My naive guess would have been that, when a crisis strikes and senior national security officials put their eye on something, junior staff get mostly swept aside (i.e., might get listened to for information about what’s happening locally but wouldn’t have much room to set priorities or policy goals), because they’re (perhaps inappropriately) seen as insufficiently aware of broader political/geopolitical/intelligence considerations, as insufficiently aligned with the President’s priorities, and/or as rivals in an opportunity to show impressive leadership ability.
But it sounds like that’s not what happens—which of my above assumptions are mistaken, or what are they missing?
Why do you see it as a better crash course than working in U.S.-based international affairs roles (e.g., some U.S.-based roles in the State Department or National Security Council)? (As you mention, there are upsides from being on the front lines, but I could also imagine some U.S.-based roles offering more breadth and more insight into high-level foreign policymaking?)
Also, could you share a bit about how you see the network benefits of working in the Foreign Service comparing to the network benefits of U.S.-based policy roles? Is this a significant upside/downside?
Good questions. A few thoughts:
I think your assumptions are generally right, but I’d add one: One’s authority in a policy space is somewhat proportional to the number of other people claiming expertise. The junior staffer who’s been laboring on an otherwise ignored issue will skyrocket in value at the moment of crisis. For example, how many Ukraine experts were there last year compared with today? If that junior staffer can rise to the moment, they can launch their career on a new upward trajectory. Meanwhile, comparably few officials are working on the war in Yemen right now, which the UN has described as the “world’s worst humanitarian crisis.”
US Diplomats spend an average of a third of their career in DC and two-thirds abroad. In this manner, the foreign service offers you multiple perspectives. You’ll understand issues not only through the DC-centric lens, but also Beijing, Brussels, and Buenos Aires. The power lies in DC, but it’s harder to build real expertise and relationships sitting behind a computer screen in DC.

AIM 1: According to the exchange about Foreign Service careers, why does the Foreign Service give a person multiple perspectives on issues? Answer in one to three sentences.
AIM 2:
Answer these questions from the exchange about Foreign Service careers:
(a) What share of their career do US diplomats spend abroad on average?
(b) Which war does the reply say comparably few officials are working on right now?
(c) Which two bodies does the questioner give as examples of places with U.S.-based international affairs roles?
AIM 3: Extend the discussion of Foreign Service careers by writing its next part, starting right after its final sentence.

PROVIDED INFORMATION:
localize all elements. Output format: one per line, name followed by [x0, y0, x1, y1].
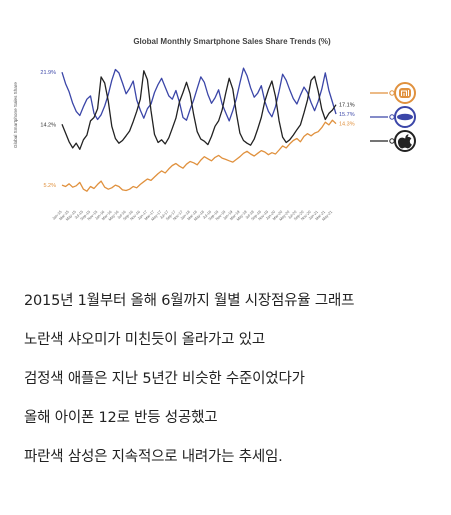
x-tick-label: Nov-15	[87, 210, 98, 221]
x-tick-label: Mar-21	[315, 210, 326, 221]
legend	[370, 82, 416, 152]
x-tick-label: Jul-17	[159, 210, 169, 220]
x-tick-label: Nov-19	[258, 210, 269, 221]
xiaomi-logo-mark	[399, 88, 411, 98]
caption-line: 파란색 삼성은 지속적으로 내려가는 추세임.	[24, 449, 283, 465]
x-tick-label: Mar-15	[58, 210, 69, 221]
x-tick-label: Jan-19	[222, 210, 233, 221]
x-tick-label: Sep-18	[208, 210, 219, 221]
x-tick-label: Mar-17	[144, 210, 155, 221]
samsung-logo-mark	[397, 113, 413, 121]
x-tick-label: Nov-20	[300, 210, 311, 221]
series-end-labels: 14.3% 15.7% 17.1%	[339, 103, 355, 128]
apple-logo-mark	[397, 136, 412, 149]
y-tick-label: 5.2%	[43, 183, 56, 189]
x-tick-label: Jan-18	[180, 210, 191, 221]
x-tick-label: May-20	[279, 210, 291, 222]
x-tick-label: Jul-20	[287, 210, 297, 220]
x-tick-label: May-18	[193, 210, 205, 222]
series-end-label: 15.7%	[339, 112, 355, 118]
x-tick-label: Jul-19	[245, 210, 255, 220]
x-tick-label: Sep-20	[293, 210, 304, 221]
x-tick-label: Mar-16	[101, 210, 112, 221]
caption-line: 2015년 1월부터 올해 6월까지 월별 시장점유율 그래프	[24, 293, 355, 309]
x-tick-label: Jan-16	[94, 210, 105, 221]
series-end-label: 14.3%	[339, 122, 355, 128]
x-tick-label: Mar-18	[187, 210, 198, 221]
x-tick-label: Nov-18	[215, 210, 226, 221]
x-tick-label: May-19	[236, 210, 248, 222]
legend-marker-samsung	[389, 114, 395, 120]
x-tick-label: Jul-16	[117, 210, 127, 220]
series-line-apple	[61, 70, 337, 150]
y-axis-label: Global Smartphone Sales Share	[13, 82, 18, 148]
caption: 2015년 1월부터 올해 6월까지 월별 시장점유율 그래프 노란색 샤오미가…	[24, 282, 444, 477]
caption-line: 올해 아이폰 12로 반등 성공했고	[24, 410, 218, 426]
series-line-xiaomi	[61, 119, 337, 192]
series-end-label: 17.1%	[339, 103, 355, 109]
x-tick-label: May-21	[321, 210, 333, 222]
y-tick-label: 14.2%	[40, 122, 56, 128]
x-tick-label: May-16	[108, 210, 120, 222]
chart-title: Global Monthly Smartphone Sales Share Tr…	[133, 37, 331, 46]
x-tick-label: Nov-17	[172, 210, 183, 221]
xiaomi-logo-glyph	[401, 90, 409, 96]
x-tick-label: Jan-20	[265, 210, 276, 221]
apple-logo-leaf	[405, 134, 409, 138]
x-tick-label: May-15	[65, 210, 77, 222]
x-tick-label: Jul-18	[202, 210, 212, 220]
x-tick-label: Sep-16	[122, 210, 133, 221]
y-axis-ticks: 21.9% 14.2% 5.2%	[40, 70, 56, 189]
caption-line: 검정색 애플은 지난 5년간 비슷한 수준이었다가	[24, 371, 305, 387]
x-tick-label: Mar-20	[272, 210, 283, 221]
series-line-samsung	[61, 67, 337, 122]
caption-line: 노란색 샤오미가 미친듯이 올라가고 있고	[24, 332, 266, 348]
x-tick-label: May-17	[151, 210, 163, 222]
line-chart: Global Monthly Smartphone Sales Share Tr…	[13, 37, 416, 222]
x-tick-label: Sep-15	[80, 210, 91, 221]
chart-figure: Global Monthly Smartphone Sales Share Tr…	[0, 0, 451, 235]
legend-marker-apple	[389, 138, 395, 144]
x-tick-label: Jan-15	[52, 210, 63, 221]
x-tick-label: Jul-15	[74, 210, 84, 220]
x-axis-ticks: Jan-15Mar-15May-15Jul-15Sep-15Nov-15Jan-…	[52, 210, 333, 222]
x-tick-label: Sep-19	[250, 210, 261, 221]
y-tick-label: 21.9%	[40, 70, 56, 76]
legend-marker-xiaomi	[389, 90, 395, 96]
x-tick-label: Jan-17	[137, 210, 148, 221]
chart-series	[61, 67, 337, 192]
x-tick-label: Sep-17	[165, 210, 176, 221]
x-tick-label: Nov-16	[130, 210, 141, 221]
x-tick-label: Jan-21	[308, 210, 319, 221]
x-tick-label: Mar-19	[229, 210, 240, 221]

RESULT 1: US diplomats spend an average of a third of their career in DC and two-thirds abroad. As a result, they come to understand issues through the DC-centric lens and also from places such as Beijing, Brussels, and Buenos Aires.

RESULT 2:
(a) Two-thirds.
(b) The war in Yemen.
(c) The State Department and the National Security Council.

RESULT 3:
Building on the above answer, I’d ask: What’s your network for? Building expertise and influence are sadly not always the same thing. If you want to build expertise on an international issue, it may be a significant advantage to build a great international network on that issue. That’s not something you can build easily from home. Living/working in DC is a significant advantage for building influence in DC, but that game is much easier if you also have recognized expertise. The foreign service isn’t the only way to build up expertise and influence, but it’s a great one, and it’s more accessible the most other pathways. But hey, if someone offers you a job on the NSC, go ahead and take it!
That’s helpful, thanks!
This is a great article. Agree with the points raised, and think it is very balanced. Thank you for writing this.
One thing I would add → the article touches on the frustrations of bureaucracy—this is definitely a big limiting factor.
But I would add sometimes as a diplomat you will be called upon to do things you disagree with… not just things you think are a waste of time, but things that in some way you think are a bad idea.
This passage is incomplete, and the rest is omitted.